Source text »
---

Why Many Manufacturers Choose Not To Sell To Consumers

I hate to start another thread, but read warranty regulations imposed on all businesses that choose to sell to consumers. You avoid all of these regulations with a healthy channel partner program.

https://www.ftc.gov/tips-advice/business-center/guidance/businesspersons-guide-federal-warranty-law


Thanks Thomas. Good read. Happy Thanksgiving to you, your family.

Thanks Mr. Thomas.

I may be missing something, but since commercial sales as well as items for resale are specifically exempt I'm don't see how it would apply in the case of an end-user buying for his company, like stated in Cutting Out The Integrator - Why Shouldn't I Be Able To Buy My Hardware Directly?

In addition, most of the regulations apply to the warranty writer, i.e. the warrantor, not the seller.

So, in the case of selling bona-fide consumer products to consumers, say a Dropcam, the law requires that only that the seller is required to have the warranty available for inspection. Which would assumedly be in the box.

Sorry, I overlooked the title of the discussion and thought we were continuing from the other discussion and speaking about distributors selling direct.

But you were speaking about manufacturers.

As to your statement "all these regulations can be avoided with a healthy partner program", I can't say I see it.

I do see a exemption that looks promising namely,

Finally, the Act does not apply to warranties on products sold for resale....

but that would only apply to claims made by the reseller, not the consumer.

Otherwise, very few warranties would ever be affected by this act, as the vast majority of consumer product is sold "for resale" at some point before purchase.

This is spelled out here:

What Manufacturers Must Do

If you are a manufacturer and offer written warranties, you must provide retailers of your product with the warranty materials they will need to meet their requirements as described above.

---

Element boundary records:
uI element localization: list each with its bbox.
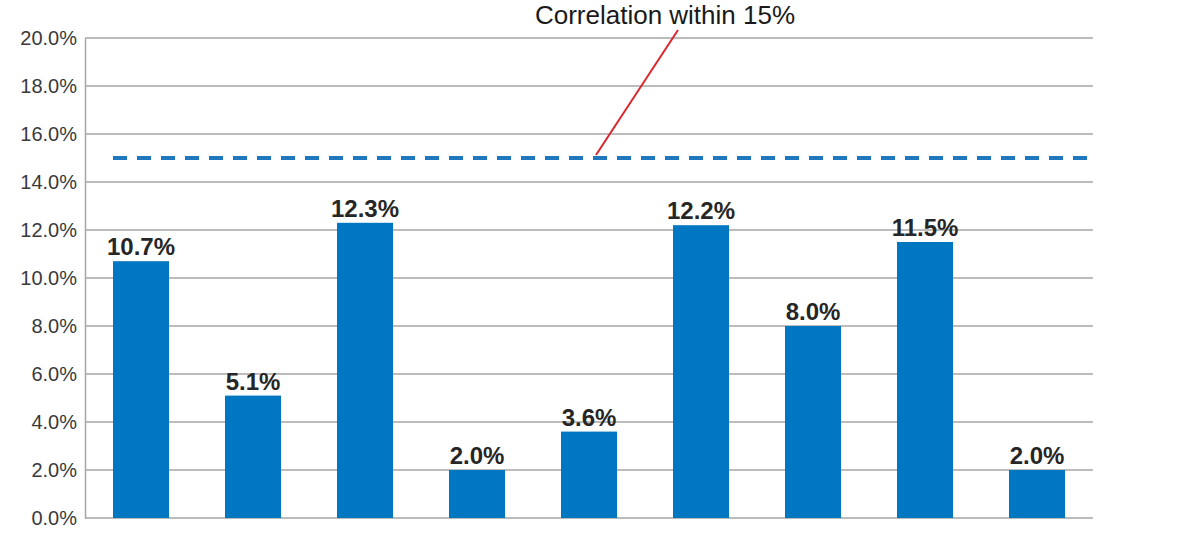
bar	[561, 432, 617, 518]
y-tick-label: 8.0%	[31, 315, 77, 337]
data-label: 11.5%	[892, 214, 959, 241]
reference-line-group	[113, 158, 1091, 159]
y-tick-label: 16.0%	[20, 123, 77, 145]
data-label: 3.6%	[562, 404, 617, 431]
bar	[897, 242, 953, 518]
bar	[1009, 470, 1065, 518]
grid-line	[85, 133, 1093, 135]
bar	[785, 326, 841, 518]
y-tick-label: 0.0%	[31, 507, 77, 529]
data-label: 8.0%	[786, 298, 841, 325]
y-tick: 2.0%	[31, 459, 85, 481]
y-tick-label: 10.0%	[20, 267, 77, 289]
grid-line	[85, 181, 1093, 183]
grid-line	[85, 37, 1093, 39]
data-labels: 10.7% 5.1% 12.3% 2.0% 3.6% 12.2% 8.0% 11.5% 2.0%	[107, 195, 1064, 469]
grid	[85, 38, 1093, 518]
y-tick: 0.0%	[31, 507, 85, 529]
y-tick: 8.0%	[31, 315, 85, 337]
y-tick-label: 14.0%	[20, 171, 77, 193]
bar	[113, 261, 169, 518]
y-tick-label: 6.0%	[31, 363, 77, 385]
reference-line	[113, 156, 1091, 160]
y-tick: 14.0%	[20, 171, 85, 193]
y-tick: 4.0%	[31, 411, 85, 433]
bar	[673, 225, 729, 518]
data-label: 12.2%	[667, 197, 735, 224]
data-label: 12.3%	[331, 195, 399, 222]
y-tick: 6.0%	[31, 363, 85, 385]
y-tick-label: 4.0%	[31, 411, 77, 433]
grid-line	[85, 85, 1093, 87]
y-axis: 0.0% 2.0% 4.0% 6.0% 8.0% 10.0% 12.0% 14.0% 16.0%…	[20, 27, 85, 529]
chart: 0.0% 2.0% 4.0% 6.0% 8.0% 10.0% 12.0% 14.0% 16.0%…	[0, 0, 1191, 554]
data-label: 5.1%	[226, 368, 281, 395]
data-label: 2.0%	[1010, 442, 1065, 469]
plot-area: 0.0% 2.0% 4.0% 6.0% 8.0% 10.0% 12.0% 14.0% 16.0%…	[20, 0, 1093, 529]
annotation-text: Correlation within 15%	[535, 0, 795, 30]
data-label: 2.0%	[450, 442, 505, 469]
bar	[225, 396, 281, 518]
y-tick-label: 20.0%	[20, 27, 77, 49]
y-tick: 16.0%	[20, 123, 85, 145]
y-tick: 20.0%	[20, 27, 85, 49]
y-tick-label: 2.0%	[31, 459, 77, 481]
y-tick: 18.0%	[20, 75, 85, 97]
bars	[113, 223, 1065, 518]
y-tick: 10.0%	[20, 267, 85, 289]
bar	[449, 470, 505, 518]
data-label: 10.7%	[107, 233, 175, 260]
y-tick: 12.0%	[20, 219, 85, 241]
y-tick-label: 18.0%	[20, 75, 77, 97]
y-axis-line	[85, 39, 87, 519]
y-tick-label: 12.0%	[20, 219, 77, 241]
annotation-pointer	[596, 30, 678, 155]
bar	[337, 223, 393, 518]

---

Required actions »
[1] Reproduce the warranty-law discussion, everything from "I may be missing" down to "My Hardware Directly?", and replace "end-user" with "customer".
[2] Carry the warranty-law discussion forward with the passage that would follow its final sentence.

In response »
[1]
I may be missing something, but since commercial sales as well as items for resale are specifically exempt I'm don't see how it would apply in the case of an customer buying for his company, like stated in Cutting Out The Integrator - Why Shouldn't I Be Able To Buy My Hardware Directly?

[2]
So, I don't see how a channel program or not obviates this manufacturer duty.

Business to Business sales isn't considered retails sales regardless if you collect tax on the sale. Selling via the web, or store front to anyone that walks in the door is subject to these requirements. As a B2B transaction, we can chose to limit or expand any aspect of a warranty period in the purchase agreement. Residential installations can be treated in much the same way because of the written proposal that can define the T/C's and the purchaser agrees in advance of the sale. Note how CNB protects itself against unnecessary warranty claims by "outing online resellers" offering consumer sales. This might not be enough if challenged, unless they have this clearly marked on packaging, and materials....

Warranty Disclaimer

Andrew, the discussion title is "Why Many Manufacturers Choose Not To Sell To Consumers", where your claim is "You avoid all of these [warranty] regulations with a healthy channel partner program."

I believe this statement to be unfounded, since manufacturers warranties are subject to all these regulations whenever the product is ultimately sold in the consumer market, regardless of whether a 'healthy partner program' exists or not.

Can you respond directly to this?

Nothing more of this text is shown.